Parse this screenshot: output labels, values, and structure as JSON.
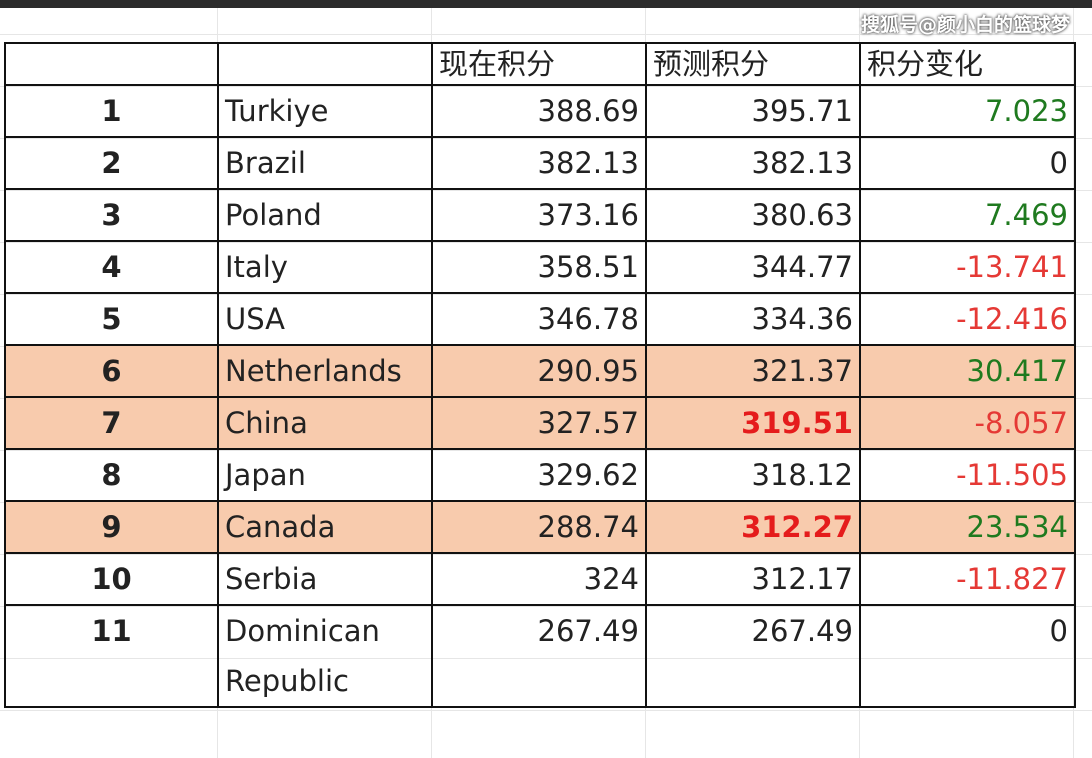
{
  "watermark": "搜狐号@颜小白的篮球梦",
  "table": {
    "header": [
      "",
      "",
      "现在积分",
      "预测积分",
      "积分变化"
    ],
    "rows": [
      {
        "rank": "1",
        "country": "Turkiye",
        "current": "388.69",
        "predicted": "395.71",
        "change": "7.023"
      },
      {
        "rank": "2",
        "country": "Brazil",
        "current": "382.13",
        "predicted": "382.13",
        "change": "0"
      },
      {
        "rank": "3",
        "country": "Poland",
        "current": "373.16",
        "predicted": "380.63",
        "change": "7.469"
      },
      {
        "rank": "4",
        "country": "Italy",
        "current": "358.51",
        "predicted": "344.77",
        "change": "-13.741"
      },
      {
        "rank": "5",
        "country": "USA",
        "current": "346.78",
        "predicted": "334.36",
        "change": "-12.416"
      },
      {
        "rank": "6",
        "country": "Netherlands",
        "current": "290.95",
        "predicted": "321.37",
        "change": "30.417",
        "highlight": true
      },
      {
        "rank": "7",
        "country": "China",
        "current": "327.57",
        "predicted": "319.51",
        "change": "-8.057",
        "highlight": true,
        "predicted_emphasis": true
      },
      {
        "rank": "8",
        "country": "Japan",
        "current": "329.62",
        "predicted": "318.12",
        "change": "-11.505"
      },
      {
        "rank": "9",
        "country": "Canada",
        "current": "288.74",
        "predicted": "312.27",
        "change": "23.534",
        "highlight": true,
        "predicted_emphasis": true
      },
      {
        "rank": "10",
        "country": "Serbia",
        "current": "324",
        "predicted": "312.17",
        "change": "-11.827"
      },
      {
        "rank": "11",
        "country": "Dominican Republic",
        "current": "267.49",
        "predicted": "267.49",
        "change": "0"
      }
    ]
  }
}
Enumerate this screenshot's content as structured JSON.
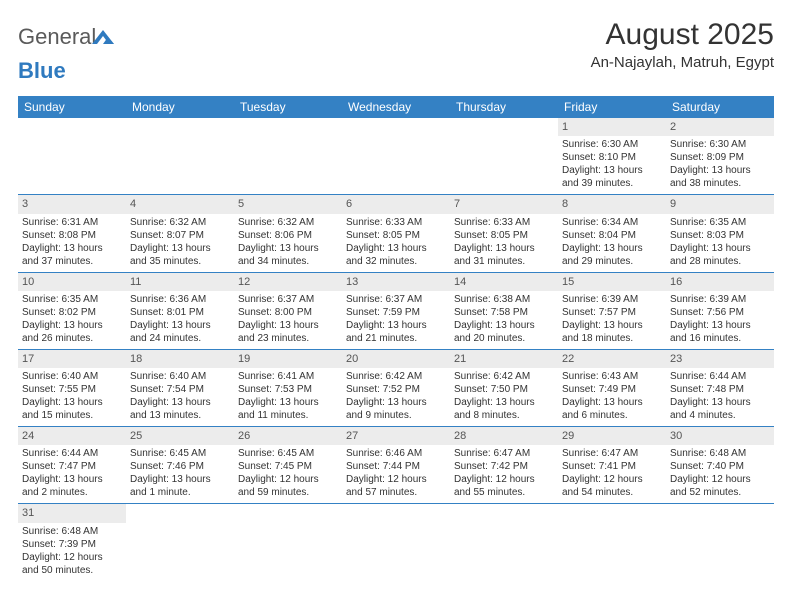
{
  "logo": {
    "text_general": "General",
    "text_blue": "Blue",
    "mark_color": "#2f7abf"
  },
  "header": {
    "month_title": "August 2025",
    "location": "An-Najaylah, Matruh, Egypt"
  },
  "colors": {
    "header_bg": "#3481c4",
    "header_text": "#ffffff",
    "daynum_bg": "#ececec",
    "border": "#3481c4",
    "body_text": "#333333"
  },
  "calendar": {
    "weekdays": [
      "Sunday",
      "Monday",
      "Tuesday",
      "Wednesday",
      "Thursday",
      "Friday",
      "Saturday"
    ],
    "first_weekday_index": 5,
    "days": [
      {
        "n": 1,
        "sunrise": "6:30 AM",
        "sunset": "8:10 PM",
        "daylight": "13 hours and 39 minutes."
      },
      {
        "n": 2,
        "sunrise": "6:30 AM",
        "sunset": "8:09 PM",
        "daylight": "13 hours and 38 minutes."
      },
      {
        "n": 3,
        "sunrise": "6:31 AM",
        "sunset": "8:08 PM",
        "daylight": "13 hours and 37 minutes."
      },
      {
        "n": 4,
        "sunrise": "6:32 AM",
        "sunset": "8:07 PM",
        "daylight": "13 hours and 35 minutes."
      },
      {
        "n": 5,
        "sunrise": "6:32 AM",
        "sunset": "8:06 PM",
        "daylight": "13 hours and 34 minutes."
      },
      {
        "n": 6,
        "sunrise": "6:33 AM",
        "sunset": "8:05 PM",
        "daylight": "13 hours and 32 minutes."
      },
      {
        "n": 7,
        "sunrise": "6:33 AM",
        "sunset": "8:05 PM",
        "daylight": "13 hours and 31 minutes."
      },
      {
        "n": 8,
        "sunrise": "6:34 AM",
        "sunset": "8:04 PM",
        "daylight": "13 hours and 29 minutes."
      },
      {
        "n": 9,
        "sunrise": "6:35 AM",
        "sunset": "8:03 PM",
        "daylight": "13 hours and 28 minutes."
      },
      {
        "n": 10,
        "sunrise": "6:35 AM",
        "sunset": "8:02 PM",
        "daylight": "13 hours and 26 minutes."
      },
      {
        "n": 11,
        "sunrise": "6:36 AM",
        "sunset": "8:01 PM",
        "daylight": "13 hours and 24 minutes."
      },
      {
        "n": 12,
        "sunrise": "6:37 AM",
        "sunset": "8:00 PM",
        "daylight": "13 hours and 23 minutes."
      },
      {
        "n": 13,
        "sunrise": "6:37 AM",
        "sunset": "7:59 PM",
        "daylight": "13 hours and 21 minutes."
      },
      {
        "n": 14,
        "sunrise": "6:38 AM",
        "sunset": "7:58 PM",
        "daylight": "13 hours and 20 minutes."
      },
      {
        "n": 15,
        "sunrise": "6:39 AM",
        "sunset": "7:57 PM",
        "daylight": "13 hours and 18 minutes."
      },
      {
        "n": 16,
        "sunrise": "6:39 AM",
        "sunset": "7:56 PM",
        "daylight": "13 hours and 16 minutes."
      },
      {
        "n": 17,
        "sunrise": "6:40 AM",
        "sunset": "7:55 PM",
        "daylight": "13 hours and 15 minutes."
      },
      {
        "n": 18,
        "sunrise": "6:40 AM",
        "sunset": "7:54 PM",
        "daylight": "13 hours and 13 minutes."
      },
      {
        "n": 19,
        "sunrise": "6:41 AM",
        "sunset": "7:53 PM",
        "daylight": "13 hours and 11 minutes."
      },
      {
        "n": 20,
        "sunrise": "6:42 AM",
        "sunset": "7:52 PM",
        "daylight": "13 hours and 9 minutes."
      },
      {
        "n": 21,
        "sunrise": "6:42 AM",
        "sunset": "7:50 PM",
        "daylight": "13 hours and 8 minutes."
      },
      {
        "n": 22,
        "sunrise": "6:43 AM",
        "sunset": "7:49 PM",
        "daylight": "13 hours and 6 minutes."
      },
      {
        "n": 23,
        "sunrise": "6:44 AM",
        "sunset": "7:48 PM",
        "daylight": "13 hours and 4 minutes."
      },
      {
        "n": 24,
        "sunrise": "6:44 AM",
        "sunset": "7:47 PM",
        "daylight": "13 hours and 2 minutes."
      },
      {
        "n": 25,
        "sunrise": "6:45 AM",
        "sunset": "7:46 PM",
        "daylight": "13 hours and 1 minute."
      },
      {
        "n": 26,
        "sunrise": "6:45 AM",
        "sunset": "7:45 PM",
        "daylight": "12 hours and 59 minutes."
      },
      {
        "n": 27,
        "sunrise": "6:46 AM",
        "sunset": "7:44 PM",
        "daylight": "12 hours and 57 minutes."
      },
      {
        "n": 28,
        "sunrise": "6:47 AM",
        "sunset": "7:42 PM",
        "daylight": "12 hours and 55 minutes."
      },
      {
        "n": 29,
        "sunrise": "6:47 AM",
        "sunset": "7:41 PM",
        "daylight": "12 hours and 54 minutes."
      },
      {
        "n": 30,
        "sunrise": "6:48 AM",
        "sunset": "7:40 PM",
        "daylight": "12 hours and 52 minutes."
      },
      {
        "n": 31,
        "sunrise": "6:48 AM",
        "sunset": "7:39 PM",
        "daylight": "12 hours and 50 minutes."
      }
    ],
    "labels": {
      "sunrise": "Sunrise:",
      "sunset": "Sunset:",
      "daylight": "Daylight:"
    }
  }
}
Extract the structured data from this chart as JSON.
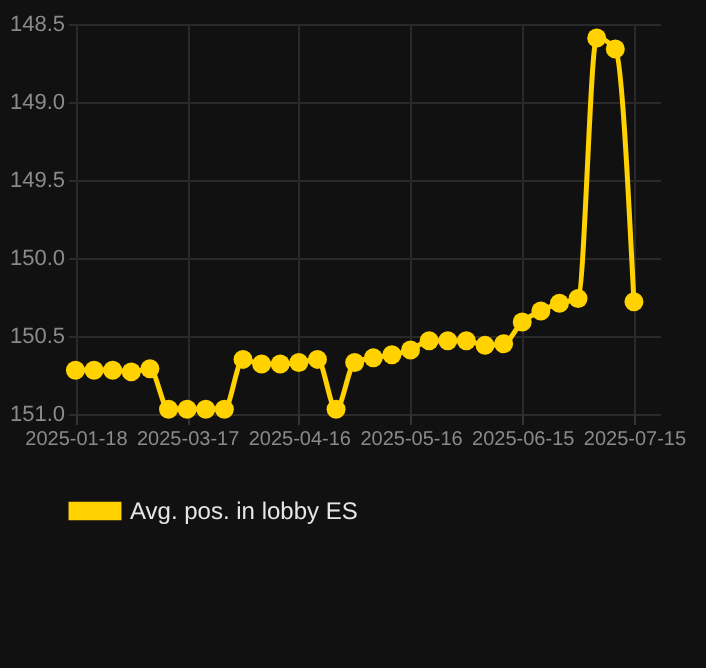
{
  "chart_data": {
    "type": "line",
    "x": [
      "2025-02-15",
      "2025-02-20",
      "2025-02-25",
      "2025-03-02",
      "2025-03-07",
      "2025-03-12",
      "2025-03-17",
      "2025-03-22",
      "2025-03-27",
      "2025-04-01",
      "2025-04-06",
      "2025-04-11",
      "2025-04-16",
      "2025-04-21",
      "2025-04-26",
      "2025-05-01",
      "2025-05-06",
      "2025-05-11",
      "2025-05-16",
      "2025-05-21",
      "2025-05-26",
      "2025-05-31",
      "2025-06-05",
      "2025-06-10",
      "2025-06-15",
      "2025-06-20",
      "2025-06-25",
      "2025-06-30",
      "2025-07-05",
      "2025-07-10",
      "2025-07-15"
    ],
    "series": [
      {
        "name": "Avg. pos. in lobby ES",
        "color": "#ffd200",
        "values": [
          150.72,
          150.72,
          150.72,
          150.73,
          150.71,
          150.97,
          150.97,
          150.97,
          150.97,
          150.65,
          150.68,
          150.68,
          150.67,
          150.65,
          150.97,
          150.67,
          150.64,
          150.62,
          150.59,
          150.53,
          150.53,
          150.53,
          150.56,
          150.55,
          150.41,
          150.34,
          150.29,
          150.26,
          148.59,
          148.66,
          150.28
        ]
      }
    ],
    "xlim": [
      "2025-02-13",
      "2025-07-22"
    ],
    "xticks": [
      {
        "value": "2025-02-15",
        "label": "2025-01-18"
      },
      "2025-03-17",
      "2025-04-16",
      "2025-05-16",
      "2025-06-15",
      "2025-07-15"
    ],
    "ylim": [
      151.0,
      148.5
    ],
    "yticks": [
      148.5,
      {
        "value": 149,
        "label": "149.0"
      },
      149.5,
      {
        "value": 150,
        "label": "150.0"
      },
      150.5,
      {
        "value": 151,
        "label": "151.0"
      }
    ],
    "grid": true,
    "legend": "bottom",
    "marker": "circle",
    "line_style": "solid"
  }
}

_What this task involves_
Where a line contains "structured", copy that line.

_The solution_
Enumerate this screenshot's content as structured JSON.
Extract the structured data from this chart as JSON.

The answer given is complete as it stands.